Page transcription dataset items:

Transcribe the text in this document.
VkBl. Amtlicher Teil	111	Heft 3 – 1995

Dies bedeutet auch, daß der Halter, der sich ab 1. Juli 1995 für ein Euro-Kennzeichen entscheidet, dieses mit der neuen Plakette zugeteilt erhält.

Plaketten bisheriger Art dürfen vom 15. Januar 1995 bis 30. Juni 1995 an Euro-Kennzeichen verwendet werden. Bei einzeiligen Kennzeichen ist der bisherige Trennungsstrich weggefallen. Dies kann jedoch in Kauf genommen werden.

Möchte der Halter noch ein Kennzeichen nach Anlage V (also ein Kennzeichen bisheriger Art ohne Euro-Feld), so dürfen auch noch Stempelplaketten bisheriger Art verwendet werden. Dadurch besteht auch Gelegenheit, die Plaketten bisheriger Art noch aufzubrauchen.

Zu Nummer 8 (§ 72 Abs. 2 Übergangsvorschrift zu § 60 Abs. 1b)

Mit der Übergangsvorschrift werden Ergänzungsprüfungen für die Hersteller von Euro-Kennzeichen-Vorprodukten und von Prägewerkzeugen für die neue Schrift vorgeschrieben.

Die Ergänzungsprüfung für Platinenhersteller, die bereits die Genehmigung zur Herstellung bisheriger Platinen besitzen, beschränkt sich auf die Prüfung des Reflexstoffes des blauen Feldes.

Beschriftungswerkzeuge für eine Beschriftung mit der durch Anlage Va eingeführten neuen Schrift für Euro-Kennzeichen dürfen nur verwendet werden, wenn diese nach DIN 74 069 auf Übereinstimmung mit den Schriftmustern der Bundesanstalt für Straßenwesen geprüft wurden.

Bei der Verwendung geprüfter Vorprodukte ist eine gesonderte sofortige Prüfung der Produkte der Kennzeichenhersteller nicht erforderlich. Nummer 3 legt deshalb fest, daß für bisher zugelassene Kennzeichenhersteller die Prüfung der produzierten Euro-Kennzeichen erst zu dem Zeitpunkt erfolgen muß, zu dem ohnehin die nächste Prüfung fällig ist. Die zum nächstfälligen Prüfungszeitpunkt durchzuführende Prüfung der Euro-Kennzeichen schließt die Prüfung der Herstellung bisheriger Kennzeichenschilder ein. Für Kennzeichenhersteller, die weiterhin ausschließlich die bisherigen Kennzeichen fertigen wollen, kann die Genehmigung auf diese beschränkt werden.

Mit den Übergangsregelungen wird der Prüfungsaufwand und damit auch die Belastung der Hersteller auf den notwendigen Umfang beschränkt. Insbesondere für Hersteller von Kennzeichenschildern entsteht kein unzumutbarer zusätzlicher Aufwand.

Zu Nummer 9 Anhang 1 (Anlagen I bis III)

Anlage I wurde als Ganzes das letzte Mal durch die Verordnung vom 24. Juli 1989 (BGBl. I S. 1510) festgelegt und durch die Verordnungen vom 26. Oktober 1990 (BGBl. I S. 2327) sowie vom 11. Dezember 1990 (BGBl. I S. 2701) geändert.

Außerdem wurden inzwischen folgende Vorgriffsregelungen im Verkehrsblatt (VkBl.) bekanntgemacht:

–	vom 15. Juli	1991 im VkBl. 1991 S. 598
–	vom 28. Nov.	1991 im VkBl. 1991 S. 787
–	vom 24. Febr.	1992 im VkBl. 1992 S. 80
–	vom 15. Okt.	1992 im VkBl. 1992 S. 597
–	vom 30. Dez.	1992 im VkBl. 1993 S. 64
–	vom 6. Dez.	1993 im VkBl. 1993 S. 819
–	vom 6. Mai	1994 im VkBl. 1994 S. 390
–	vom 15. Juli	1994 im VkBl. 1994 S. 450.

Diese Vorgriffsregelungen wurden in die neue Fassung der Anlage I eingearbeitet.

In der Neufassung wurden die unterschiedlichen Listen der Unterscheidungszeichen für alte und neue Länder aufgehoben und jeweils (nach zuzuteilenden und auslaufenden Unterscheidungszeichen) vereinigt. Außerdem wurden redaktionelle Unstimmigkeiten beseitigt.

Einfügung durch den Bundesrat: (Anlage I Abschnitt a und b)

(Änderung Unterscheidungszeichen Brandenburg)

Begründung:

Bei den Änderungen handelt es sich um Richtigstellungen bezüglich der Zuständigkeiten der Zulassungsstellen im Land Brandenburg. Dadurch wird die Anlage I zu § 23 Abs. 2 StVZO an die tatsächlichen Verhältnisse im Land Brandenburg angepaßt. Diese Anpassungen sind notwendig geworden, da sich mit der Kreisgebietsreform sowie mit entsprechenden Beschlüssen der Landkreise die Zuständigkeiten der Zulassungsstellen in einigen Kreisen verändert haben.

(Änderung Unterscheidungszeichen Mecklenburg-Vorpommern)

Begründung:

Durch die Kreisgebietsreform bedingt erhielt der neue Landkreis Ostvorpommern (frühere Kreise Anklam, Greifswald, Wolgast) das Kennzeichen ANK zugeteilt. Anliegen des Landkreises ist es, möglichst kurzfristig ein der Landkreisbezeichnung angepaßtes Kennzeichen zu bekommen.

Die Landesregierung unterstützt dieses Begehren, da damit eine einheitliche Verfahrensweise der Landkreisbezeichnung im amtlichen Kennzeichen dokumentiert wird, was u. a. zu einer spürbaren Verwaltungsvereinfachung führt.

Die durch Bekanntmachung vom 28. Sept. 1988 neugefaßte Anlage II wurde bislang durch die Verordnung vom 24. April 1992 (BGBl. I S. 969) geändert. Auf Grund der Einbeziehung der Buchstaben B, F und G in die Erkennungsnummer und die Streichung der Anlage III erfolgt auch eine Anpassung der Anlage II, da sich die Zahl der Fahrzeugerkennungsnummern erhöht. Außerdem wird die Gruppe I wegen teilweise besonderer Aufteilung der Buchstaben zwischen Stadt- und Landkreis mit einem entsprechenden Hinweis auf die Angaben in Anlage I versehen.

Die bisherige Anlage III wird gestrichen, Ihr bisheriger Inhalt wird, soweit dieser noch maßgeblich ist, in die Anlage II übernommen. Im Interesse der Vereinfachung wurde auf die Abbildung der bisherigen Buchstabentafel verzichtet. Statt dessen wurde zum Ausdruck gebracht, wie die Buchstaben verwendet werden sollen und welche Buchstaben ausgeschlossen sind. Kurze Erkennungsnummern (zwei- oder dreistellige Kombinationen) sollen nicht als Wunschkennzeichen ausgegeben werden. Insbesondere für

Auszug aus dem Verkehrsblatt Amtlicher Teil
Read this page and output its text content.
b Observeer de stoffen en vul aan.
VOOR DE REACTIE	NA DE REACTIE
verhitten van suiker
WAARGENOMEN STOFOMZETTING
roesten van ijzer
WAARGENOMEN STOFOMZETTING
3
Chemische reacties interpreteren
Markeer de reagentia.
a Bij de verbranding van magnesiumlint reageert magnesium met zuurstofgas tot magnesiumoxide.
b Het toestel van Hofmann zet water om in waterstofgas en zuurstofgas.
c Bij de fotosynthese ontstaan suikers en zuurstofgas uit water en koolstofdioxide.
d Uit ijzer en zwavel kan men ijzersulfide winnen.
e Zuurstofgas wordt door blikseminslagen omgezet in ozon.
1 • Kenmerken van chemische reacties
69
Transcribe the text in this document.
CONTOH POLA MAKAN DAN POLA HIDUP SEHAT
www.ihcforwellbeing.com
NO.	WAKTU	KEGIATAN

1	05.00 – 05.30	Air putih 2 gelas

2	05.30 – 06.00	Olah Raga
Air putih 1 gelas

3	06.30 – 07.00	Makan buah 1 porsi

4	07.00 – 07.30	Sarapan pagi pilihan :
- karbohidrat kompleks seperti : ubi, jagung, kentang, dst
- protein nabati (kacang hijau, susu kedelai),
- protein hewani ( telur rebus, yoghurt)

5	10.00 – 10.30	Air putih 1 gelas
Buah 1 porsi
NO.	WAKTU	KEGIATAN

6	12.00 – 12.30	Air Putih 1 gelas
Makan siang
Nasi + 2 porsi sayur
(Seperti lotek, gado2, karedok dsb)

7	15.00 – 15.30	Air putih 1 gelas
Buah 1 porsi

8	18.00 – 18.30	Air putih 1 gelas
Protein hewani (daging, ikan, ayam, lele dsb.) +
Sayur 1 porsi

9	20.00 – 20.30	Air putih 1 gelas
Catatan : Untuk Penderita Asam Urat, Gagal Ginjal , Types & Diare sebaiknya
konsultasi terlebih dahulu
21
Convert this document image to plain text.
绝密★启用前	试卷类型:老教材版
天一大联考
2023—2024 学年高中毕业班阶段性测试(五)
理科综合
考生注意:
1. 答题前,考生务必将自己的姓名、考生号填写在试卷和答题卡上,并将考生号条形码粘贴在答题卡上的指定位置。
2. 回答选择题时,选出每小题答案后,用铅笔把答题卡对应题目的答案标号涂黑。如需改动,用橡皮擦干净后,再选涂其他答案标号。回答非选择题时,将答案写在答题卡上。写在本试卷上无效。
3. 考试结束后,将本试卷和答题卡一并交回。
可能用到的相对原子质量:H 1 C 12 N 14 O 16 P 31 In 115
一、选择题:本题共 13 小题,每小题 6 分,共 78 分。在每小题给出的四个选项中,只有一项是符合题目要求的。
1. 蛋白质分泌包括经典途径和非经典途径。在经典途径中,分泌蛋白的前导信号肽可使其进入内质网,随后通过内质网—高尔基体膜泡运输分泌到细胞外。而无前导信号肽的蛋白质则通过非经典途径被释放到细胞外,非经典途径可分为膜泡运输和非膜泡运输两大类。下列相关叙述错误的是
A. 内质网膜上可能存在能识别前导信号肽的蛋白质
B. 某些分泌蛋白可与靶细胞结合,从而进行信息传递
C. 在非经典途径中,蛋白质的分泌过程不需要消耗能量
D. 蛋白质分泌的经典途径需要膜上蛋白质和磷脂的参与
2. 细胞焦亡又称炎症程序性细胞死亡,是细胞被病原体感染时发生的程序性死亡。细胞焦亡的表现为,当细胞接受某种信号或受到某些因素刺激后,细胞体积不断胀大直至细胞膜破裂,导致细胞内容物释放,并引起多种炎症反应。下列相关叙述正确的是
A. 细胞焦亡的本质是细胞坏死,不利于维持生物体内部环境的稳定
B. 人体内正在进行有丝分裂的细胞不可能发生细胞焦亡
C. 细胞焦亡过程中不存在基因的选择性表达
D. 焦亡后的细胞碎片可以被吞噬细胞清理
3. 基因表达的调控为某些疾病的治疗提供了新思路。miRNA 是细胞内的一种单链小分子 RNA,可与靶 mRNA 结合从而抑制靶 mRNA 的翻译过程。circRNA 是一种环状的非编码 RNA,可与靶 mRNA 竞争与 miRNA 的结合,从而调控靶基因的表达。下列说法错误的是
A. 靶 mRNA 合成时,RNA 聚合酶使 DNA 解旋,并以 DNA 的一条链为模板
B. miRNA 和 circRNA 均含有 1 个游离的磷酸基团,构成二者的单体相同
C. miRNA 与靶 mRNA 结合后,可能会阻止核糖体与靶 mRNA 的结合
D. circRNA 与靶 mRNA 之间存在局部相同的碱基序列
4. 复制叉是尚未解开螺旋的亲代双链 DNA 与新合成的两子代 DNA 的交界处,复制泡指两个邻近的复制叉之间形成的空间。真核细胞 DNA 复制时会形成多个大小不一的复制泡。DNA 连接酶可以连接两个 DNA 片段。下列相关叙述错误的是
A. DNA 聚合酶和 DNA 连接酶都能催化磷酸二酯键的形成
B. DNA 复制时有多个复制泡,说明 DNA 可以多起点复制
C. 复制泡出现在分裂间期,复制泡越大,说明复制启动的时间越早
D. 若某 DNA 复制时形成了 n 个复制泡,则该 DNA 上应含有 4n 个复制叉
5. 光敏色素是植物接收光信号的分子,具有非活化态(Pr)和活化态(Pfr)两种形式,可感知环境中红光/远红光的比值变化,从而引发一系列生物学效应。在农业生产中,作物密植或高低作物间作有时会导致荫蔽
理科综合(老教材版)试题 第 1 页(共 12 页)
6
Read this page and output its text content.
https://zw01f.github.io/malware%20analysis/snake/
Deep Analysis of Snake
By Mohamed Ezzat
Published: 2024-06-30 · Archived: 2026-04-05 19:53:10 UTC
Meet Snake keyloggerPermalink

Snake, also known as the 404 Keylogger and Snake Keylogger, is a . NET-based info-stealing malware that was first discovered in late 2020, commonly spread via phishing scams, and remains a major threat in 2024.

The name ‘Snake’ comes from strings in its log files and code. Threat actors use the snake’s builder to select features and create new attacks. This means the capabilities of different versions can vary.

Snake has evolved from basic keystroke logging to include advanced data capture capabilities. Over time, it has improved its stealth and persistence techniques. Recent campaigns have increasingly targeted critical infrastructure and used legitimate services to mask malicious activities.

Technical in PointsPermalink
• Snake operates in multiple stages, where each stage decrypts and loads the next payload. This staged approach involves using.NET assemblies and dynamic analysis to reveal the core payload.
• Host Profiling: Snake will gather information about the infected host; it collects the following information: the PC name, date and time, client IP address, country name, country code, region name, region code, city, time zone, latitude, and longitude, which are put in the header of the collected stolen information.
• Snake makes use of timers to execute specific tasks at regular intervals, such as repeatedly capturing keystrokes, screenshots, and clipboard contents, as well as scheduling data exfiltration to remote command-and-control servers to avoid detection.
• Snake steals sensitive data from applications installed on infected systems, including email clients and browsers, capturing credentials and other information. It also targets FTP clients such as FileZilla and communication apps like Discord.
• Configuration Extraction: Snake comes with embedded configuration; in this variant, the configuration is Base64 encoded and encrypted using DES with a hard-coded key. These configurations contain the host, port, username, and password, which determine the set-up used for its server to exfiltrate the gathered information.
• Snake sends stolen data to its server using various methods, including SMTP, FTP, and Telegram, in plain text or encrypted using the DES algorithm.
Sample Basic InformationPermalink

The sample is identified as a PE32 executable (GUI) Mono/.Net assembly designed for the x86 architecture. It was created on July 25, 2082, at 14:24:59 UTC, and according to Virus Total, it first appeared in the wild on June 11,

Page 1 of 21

• EXERCISE
Look for the word "comes" in every line of the records. State how many lines contain it, and write only the number.

• RESULT BELOW
2